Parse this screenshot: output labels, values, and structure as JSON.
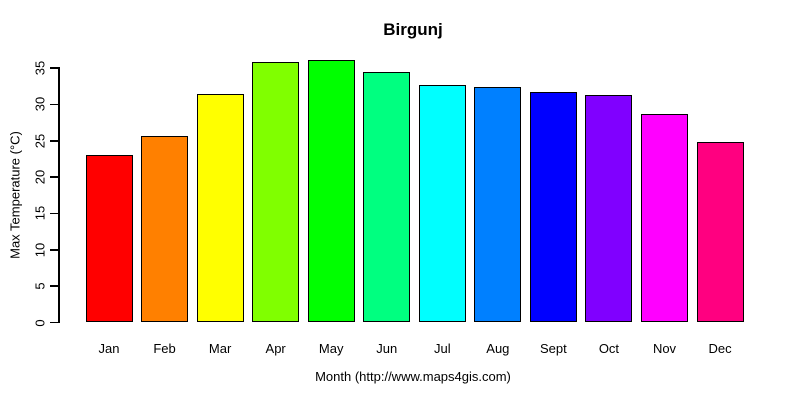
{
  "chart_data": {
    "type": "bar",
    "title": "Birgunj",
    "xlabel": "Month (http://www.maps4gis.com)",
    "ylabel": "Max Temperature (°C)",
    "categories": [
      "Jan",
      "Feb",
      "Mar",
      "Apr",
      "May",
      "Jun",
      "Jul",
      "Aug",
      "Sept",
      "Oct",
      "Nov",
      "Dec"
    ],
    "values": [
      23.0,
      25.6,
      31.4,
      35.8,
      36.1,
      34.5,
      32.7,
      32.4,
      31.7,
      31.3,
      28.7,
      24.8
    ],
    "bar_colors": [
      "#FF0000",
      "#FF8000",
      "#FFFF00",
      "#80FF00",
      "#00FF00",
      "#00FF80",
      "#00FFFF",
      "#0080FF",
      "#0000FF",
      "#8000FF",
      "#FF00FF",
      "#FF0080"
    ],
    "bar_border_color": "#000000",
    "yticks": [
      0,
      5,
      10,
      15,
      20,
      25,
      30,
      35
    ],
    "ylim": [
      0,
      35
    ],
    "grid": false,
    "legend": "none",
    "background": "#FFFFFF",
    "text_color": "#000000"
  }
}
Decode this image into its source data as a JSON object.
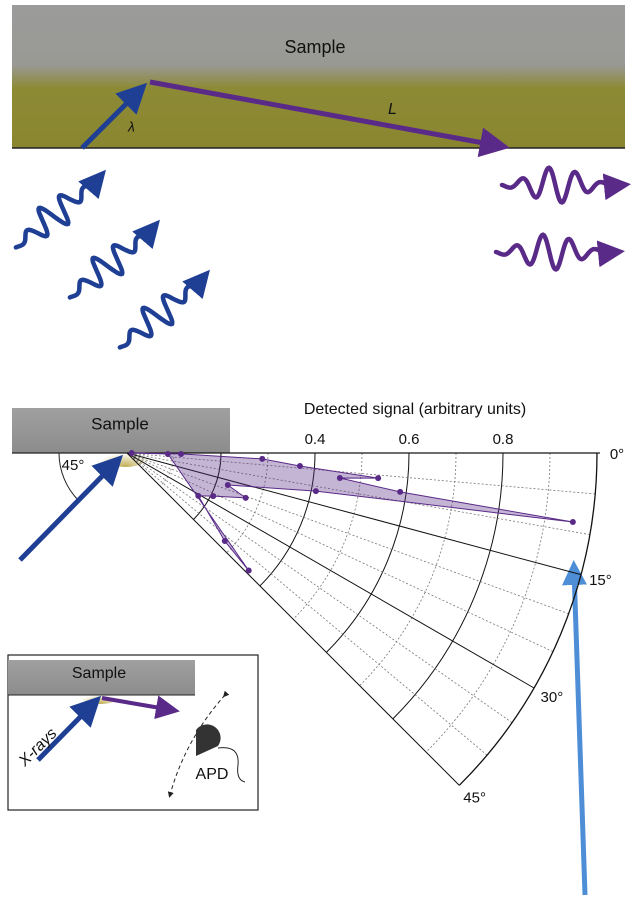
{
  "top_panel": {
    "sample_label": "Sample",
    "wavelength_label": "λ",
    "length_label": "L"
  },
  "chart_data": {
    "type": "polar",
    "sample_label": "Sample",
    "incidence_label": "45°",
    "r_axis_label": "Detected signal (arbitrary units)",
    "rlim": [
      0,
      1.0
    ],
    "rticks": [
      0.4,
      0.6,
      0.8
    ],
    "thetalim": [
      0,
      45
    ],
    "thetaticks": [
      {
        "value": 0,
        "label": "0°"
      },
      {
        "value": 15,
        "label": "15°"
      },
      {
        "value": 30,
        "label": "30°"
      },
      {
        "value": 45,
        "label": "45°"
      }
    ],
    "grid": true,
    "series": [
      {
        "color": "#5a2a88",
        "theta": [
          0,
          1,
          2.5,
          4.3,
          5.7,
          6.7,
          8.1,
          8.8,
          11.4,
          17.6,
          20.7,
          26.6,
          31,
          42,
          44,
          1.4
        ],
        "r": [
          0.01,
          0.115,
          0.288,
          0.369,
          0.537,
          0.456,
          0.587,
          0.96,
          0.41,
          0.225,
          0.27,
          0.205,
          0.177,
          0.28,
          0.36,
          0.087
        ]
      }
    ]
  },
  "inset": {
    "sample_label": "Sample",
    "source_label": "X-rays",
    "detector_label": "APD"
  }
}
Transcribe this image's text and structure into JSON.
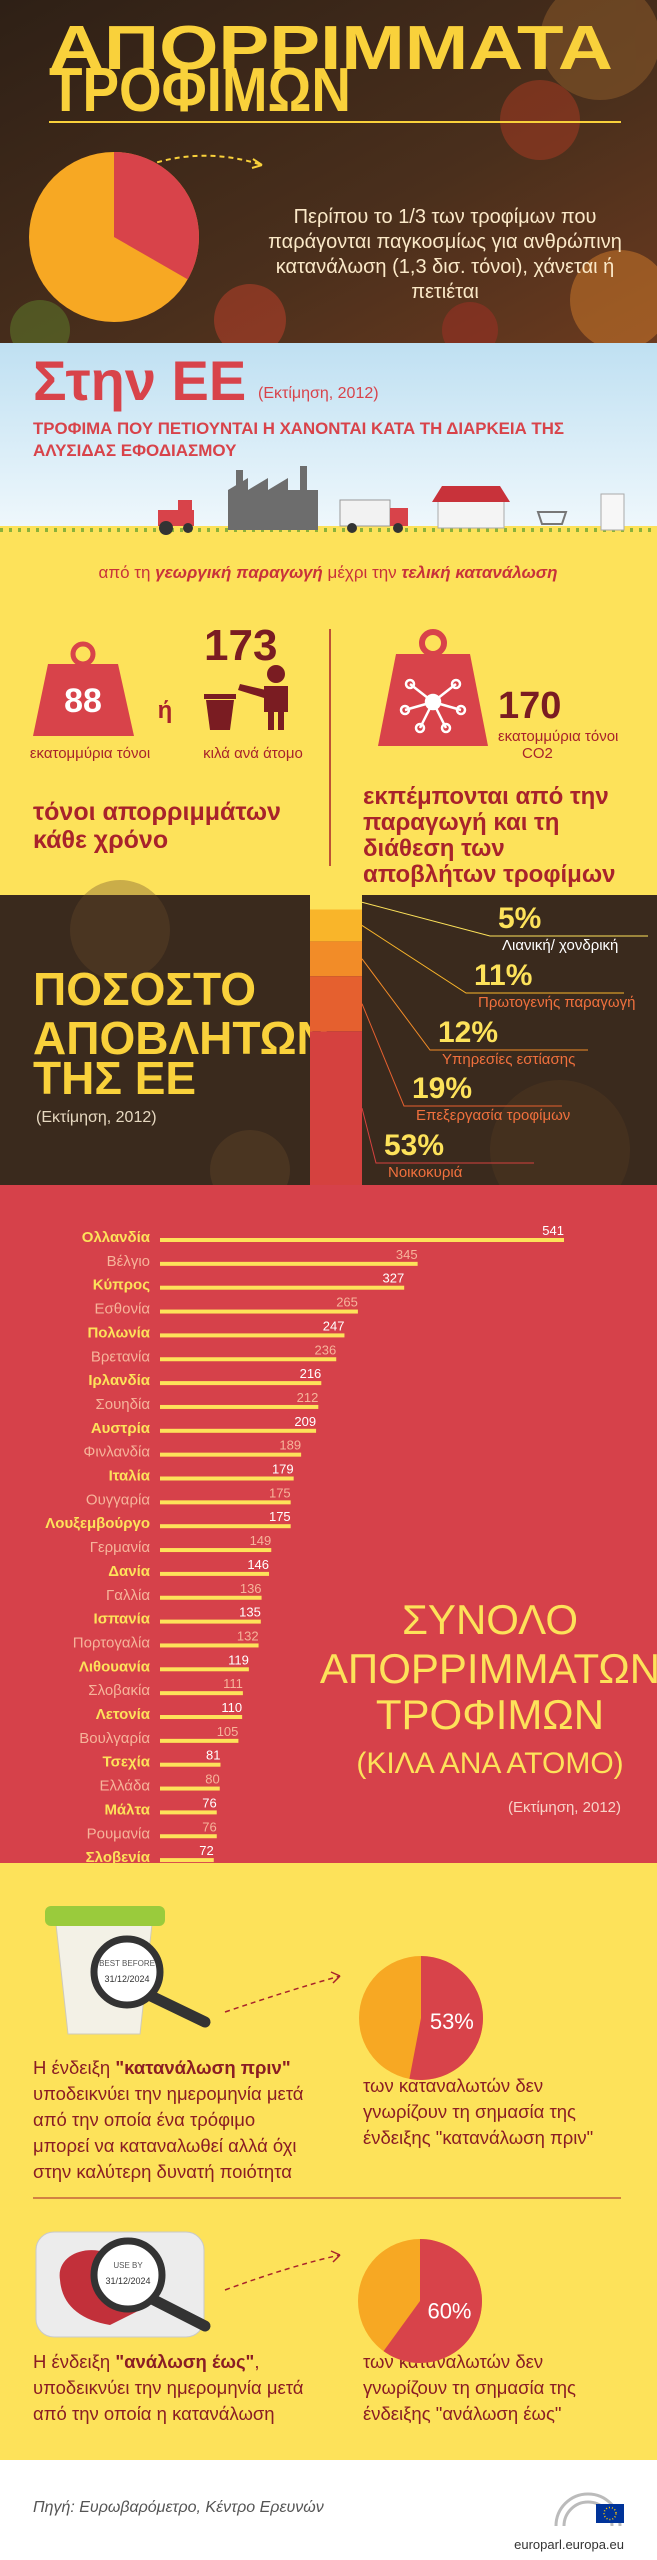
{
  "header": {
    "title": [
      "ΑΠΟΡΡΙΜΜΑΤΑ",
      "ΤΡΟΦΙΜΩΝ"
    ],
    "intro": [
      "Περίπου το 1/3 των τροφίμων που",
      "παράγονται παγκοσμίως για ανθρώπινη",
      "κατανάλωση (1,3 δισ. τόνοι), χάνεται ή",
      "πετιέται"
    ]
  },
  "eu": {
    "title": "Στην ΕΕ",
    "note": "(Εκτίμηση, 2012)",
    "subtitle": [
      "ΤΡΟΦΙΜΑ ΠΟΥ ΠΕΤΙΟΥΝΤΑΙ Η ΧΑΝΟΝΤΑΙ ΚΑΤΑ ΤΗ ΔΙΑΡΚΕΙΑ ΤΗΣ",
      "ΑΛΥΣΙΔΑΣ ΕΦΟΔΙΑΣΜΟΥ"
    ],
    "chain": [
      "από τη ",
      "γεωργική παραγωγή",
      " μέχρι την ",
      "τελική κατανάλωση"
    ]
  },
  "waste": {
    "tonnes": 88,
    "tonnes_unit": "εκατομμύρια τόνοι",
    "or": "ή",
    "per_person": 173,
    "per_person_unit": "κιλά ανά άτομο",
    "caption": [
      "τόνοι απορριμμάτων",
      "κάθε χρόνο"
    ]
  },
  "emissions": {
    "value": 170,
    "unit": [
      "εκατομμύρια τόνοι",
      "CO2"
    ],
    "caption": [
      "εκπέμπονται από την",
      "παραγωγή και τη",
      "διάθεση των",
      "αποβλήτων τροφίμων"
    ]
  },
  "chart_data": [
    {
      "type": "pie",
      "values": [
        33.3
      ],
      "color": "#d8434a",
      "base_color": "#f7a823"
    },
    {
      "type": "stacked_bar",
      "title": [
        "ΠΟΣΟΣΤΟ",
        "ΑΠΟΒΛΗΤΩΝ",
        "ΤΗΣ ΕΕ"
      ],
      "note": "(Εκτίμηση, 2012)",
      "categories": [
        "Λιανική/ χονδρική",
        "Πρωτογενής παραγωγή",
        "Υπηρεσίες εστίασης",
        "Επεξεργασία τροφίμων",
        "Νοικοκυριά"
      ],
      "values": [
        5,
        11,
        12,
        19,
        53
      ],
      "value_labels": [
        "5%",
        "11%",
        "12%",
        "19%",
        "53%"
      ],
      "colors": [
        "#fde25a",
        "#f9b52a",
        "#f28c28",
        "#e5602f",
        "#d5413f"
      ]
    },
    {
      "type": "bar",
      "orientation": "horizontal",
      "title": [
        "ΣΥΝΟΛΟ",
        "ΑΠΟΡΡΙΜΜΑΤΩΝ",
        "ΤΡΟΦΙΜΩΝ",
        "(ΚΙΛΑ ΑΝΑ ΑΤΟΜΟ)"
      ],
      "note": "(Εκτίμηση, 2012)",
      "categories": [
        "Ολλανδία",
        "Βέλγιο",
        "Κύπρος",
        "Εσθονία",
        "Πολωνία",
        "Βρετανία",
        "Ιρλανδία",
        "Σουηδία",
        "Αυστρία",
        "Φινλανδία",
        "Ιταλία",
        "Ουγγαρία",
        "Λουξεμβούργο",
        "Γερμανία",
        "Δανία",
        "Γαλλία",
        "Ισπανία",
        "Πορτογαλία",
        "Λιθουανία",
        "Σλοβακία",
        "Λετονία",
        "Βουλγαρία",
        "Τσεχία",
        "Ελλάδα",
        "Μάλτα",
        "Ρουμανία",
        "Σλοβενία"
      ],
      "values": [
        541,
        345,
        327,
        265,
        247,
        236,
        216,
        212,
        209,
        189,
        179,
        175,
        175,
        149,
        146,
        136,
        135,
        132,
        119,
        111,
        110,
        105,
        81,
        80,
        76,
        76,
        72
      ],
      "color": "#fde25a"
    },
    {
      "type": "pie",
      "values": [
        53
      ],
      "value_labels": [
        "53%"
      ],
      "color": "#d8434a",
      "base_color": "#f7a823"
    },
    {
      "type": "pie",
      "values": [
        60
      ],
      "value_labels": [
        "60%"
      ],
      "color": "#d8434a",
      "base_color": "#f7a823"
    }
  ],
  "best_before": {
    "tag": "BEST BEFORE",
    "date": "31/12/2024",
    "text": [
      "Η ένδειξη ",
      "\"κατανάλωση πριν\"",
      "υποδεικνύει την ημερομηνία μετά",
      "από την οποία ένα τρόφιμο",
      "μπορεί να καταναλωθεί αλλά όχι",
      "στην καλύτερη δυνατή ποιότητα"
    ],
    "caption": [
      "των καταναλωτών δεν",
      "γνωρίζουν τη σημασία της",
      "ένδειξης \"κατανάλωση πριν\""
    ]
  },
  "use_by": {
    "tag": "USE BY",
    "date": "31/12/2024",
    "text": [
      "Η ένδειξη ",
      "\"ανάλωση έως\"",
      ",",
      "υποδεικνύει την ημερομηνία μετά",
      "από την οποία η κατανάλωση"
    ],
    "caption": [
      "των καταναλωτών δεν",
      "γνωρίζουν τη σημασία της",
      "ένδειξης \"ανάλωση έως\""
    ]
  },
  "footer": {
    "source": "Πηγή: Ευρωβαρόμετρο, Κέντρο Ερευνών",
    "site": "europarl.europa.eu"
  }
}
§ §
* EXERCISE BRIEF *
Set down all the data again exactly as above, pictures excluded.

* TASK RESULT *
Parse this screenshot: output labels, values, and structure as JSON.
{
  "chart_data": {
    "type": "bar",
    "title": "Birgunj",
    "xlabel": "Month (http://www.maps4gis.com)",
    "ylabel": "Max Temperature (°C)",
    "categories": [
      "Jan",
      "Feb",
      "Mar",
      "Apr",
      "May",
      "Jun",
      "Jul",
      "Aug",
      "Sept",
      "Oct",
      "Nov",
      "Dec"
    ],
    "values": [
      23.0,
      25.6,
      31.4,
      35.8,
      36.1,
      34.5,
      32.7,
      32.4,
      31.7,
      31.3,
      28.7,
      24.8
    ],
    "bar_colors": [
      "#FF0000",
      "#FF8000",
      "#FFFF00",
      "#80FF00",
      "#00FF00",
      "#00FF80",
      "#00FFFF",
      "#0080FF",
      "#0000FF",
      "#8000FF",
      "#FF00FF",
      "#FF0080"
    ],
    "bar_border_color": "#000000",
    "yticks": [
      0,
      5,
      10,
      15,
      20,
      25,
      30,
      35
    ],
    "ylim": [
      0,
      35
    ],
    "grid": false,
    "legend": "none",
    "background": "#FFFFFF",
    "text_color": "#000000"
  }
}
Decode this image into its source data as a JSON object.
{
  "top_panel": {
    "sample_label": "Sample",
    "wavelength_label": "λ",
    "length_label": "L"
  },
  "chart_data": {
    "type": "polar",
    "sample_label": "Sample",
    "incidence_label": "45°",
    "r_axis_label": "Detected signal (arbitrary units)",
    "rlim": [
      0,
      1.0
    ],
    "rticks": [
      0.4,
      0.6,
      0.8
    ],
    "thetalim": [
      0,
      45
    ],
    "thetaticks": [
      {
        "value": 0,
        "label": "0°"
      },
      {
        "value": 15,
        "label": "15°"
      },
      {
        "value": 30,
        "label": "30°"
      },
      {
        "value": 45,
        "label": "45°"
      }
    ],
    "grid": true,
    "series": [
      {
        "color": "#5a2a88",
        "theta": [
          0,
          1,
          2.5,
          4.3,
          5.7,
          6.7,
          8.1,
          8.8,
          11.4,
          17.6,
          20.7,
          26.6,
          31,
          42,
          44,
          1.4
        ],
        "r": [
          0.01,
          0.115,
          0.288,
          0.369,
          0.537,
          0.456,
          0.587,
          0.96,
          0.41,
          0.225,
          0.27,
          0.205,
          0.177,
          0.28,
          0.36,
          0.087
        ]
      }
    ]
  },
  "inset": {
    "sample_label": "Sample",
    "source_label": "X-rays",
    "detector_label": "APD"
  }
}
Transcribe this image's text and structure into JSON.
{
  "header": {
    "title": [
      "ΑΠΟΡΡΙΜΜΑΤΑ",
      "ΤΡΟΦΙΜΩΝ"
    ],
    "intro": [
      "Περίπου το 1/3 των τροφίμων που",
      "παράγονται παγκοσμίως για ανθρώπινη",
      "κατανάλωση (1,3 δισ. τόνοι), χάνεται ή",
      "πετιέται"
    ]
  },
  "eu": {
    "title": "Στην ΕΕ",
    "note": "(Εκτίμηση, 2012)",
    "subtitle": [
      "ΤΡΟΦΙΜΑ ΠΟΥ ΠΕΤΙΟΥΝΤΑΙ Η ΧΑΝΟΝΤΑΙ ΚΑΤΑ ΤΗ ΔΙΑΡΚΕΙΑ ΤΗΣ",
      "ΑΛΥΣΙΔΑΣ ΕΦΟΔΙΑΣΜΟΥ"
    ],
    "chain": [
      "από τη ",
      "γεωργική παραγωγή",
      " μέχρι την ",
      "τελική κατανάλωση"
    ]
  },
  "waste": {
    "tonnes": 88,
    "tonnes_unit": "εκατομμύρια τόνοι",
    "or": "ή",
    "per_person": 173,
    "per_person_unit": "κιλά ανά άτομο",
    "caption": [
      "τόνοι απορριμμάτων",
      "κάθε χρόνο"
    ]
  },
  "emissions": {
    "value": 170,
    "unit": [
      "εκατομμύρια τόνοι",
      "CO2"
    ],
    "caption": [
      "εκπέμπονται από την",
      "παραγωγή και τη",
      "διάθεση των",
      "αποβλήτων τροφίμων"
    ]
  },
  "chart_data": [
    {
      "type": "pie",
      "values": [
        33.3
      ],
      "color": "#d8434a",
      "base_color": "#f7a823"
    },
    {
      "type": "stacked_bar",
      "title": [
        "ΠΟΣΟΣΤΟ",
        "ΑΠΟΒΛΗΤΩΝ",
        "ΤΗΣ ΕΕ"
      ],
      "note": "(Εκτίμηση, 2012)",
      "categories": [
        "Λιανική/ χονδρική",
        "Πρωτογενής παραγωγή",
        "Υπηρεσίες εστίασης",
        "Επεξεργασία τροφίμων",
        "Νοικοκυριά"
      ],
      "values": [
        5,
        11,
        12,
        19,
        53
      ],
      "value_labels": [
        "5%",
        "11%",
        "12%",
        "19%",
        "53%"
      ],
      "colors": [
        "#fde25a",
        "#f9b52a",
        "#f28c28",
        "#e5602f",
        "#d5413f"
      ]
    },
    {
      "type": "bar",
      "orientation": "horizontal",
      "title": [
        "ΣΥΝΟΛΟ",
        "ΑΠΟΡΡΙΜΜΑΤΩΝ",
        "ΤΡΟΦΙΜΩΝ",
        "(ΚΙΛΑ ΑΝΑ ΑΤΟΜΟ)"
      ],
      "note": "(Εκτίμηση, 2012)",
      "categories": [
        "Ολλανδία",
        "Βέλγιο",
        "Κύπρος",
        "Εσθονία",
        "Πολωνία",
        "Βρετανία",
        "Ιρλανδία",
        "Σουηδία",
        "Αυστρία",
        "Φινλανδία",
        "Ιταλία",
        "Ουγγαρία",
        "Λουξεμβούργο",
        "Γερμανία",
        "Δανία",
        "Γαλλία",
        "Ισπανία",
        "Πορτογαλία",
        "Λιθουανία",
        "Σλοβακία",
        "Λετονία",
        "Βουλγαρία",
        "Τσεχία",
        "Ελλάδα",
        "Μάλτα",
        "Ρουμανία",
        "Σλοβενία"
      ],
      "values": [
        541,
        345,
        327,
        265,
        247,
        236,
        216,
        212,
        209,
        189,
        179,
        175,
        175,
        149,
        146,
        136,
        135,
        132,
        119,
        111,
        110,
        105,
        81,
        80,
        76,
        76,
        72
      ],
      "color": "#fde25a"
    },
    {
      "type": "pie",
      "values": [
        53
      ],
      "value_labels": [
        "53%"
      ],
      "color": "#d8434a",
      "base_color": "#f7a823"
    },
    {
      "type": "pie",
      "values": [
        60
      ],
      "value_labels": [
        "60%"
      ],
      "color": "#d8434a",
      "base_color": "#f7a823"
    }
  ],
  "best_before": {
    "tag": "BEST BEFORE",
    "date": "31/12/2024",
    "text": [
      "Η ένδειξη ",
      "\"κατανάλωση πριν\"",
      "υποδεικνύει την ημερομηνία μετά",
      "από την οποία ένα τρόφιμο",
      "μπορεί να καταναλωθεί αλλά όχι",
      "στην καλύτερη δυνατή ποιότητα"
    ],
    "caption": [
      "των καταναλωτών δεν",
      "γνωρίζουν τη σημασία της",
      "ένδειξης \"κατανάλωση πριν\""
    ]
  },
  "use_by": {
    "tag": "USE BY",
    "date": "31/12/2024",
    "text": [
      "Η ένδειξη ",
      "\"ανάλωση έως\"",
      ",",
      "υποδεικνύει την ημερομηνία μετά",
      "από την οποία η κατανάλωση"
    ],
    "caption": [
      "των καταναλωτών δεν",
      "γνωρίζουν τη σημασία της",
      "ένδειξης \"ανάλωση έως\""
    ]
  },
  "footer": {
    "source": "Πηγή: Ευρωβαρόμετρο, Κέντρο Ερευνών",
    "site": "europarl.europa.eu"
  }
}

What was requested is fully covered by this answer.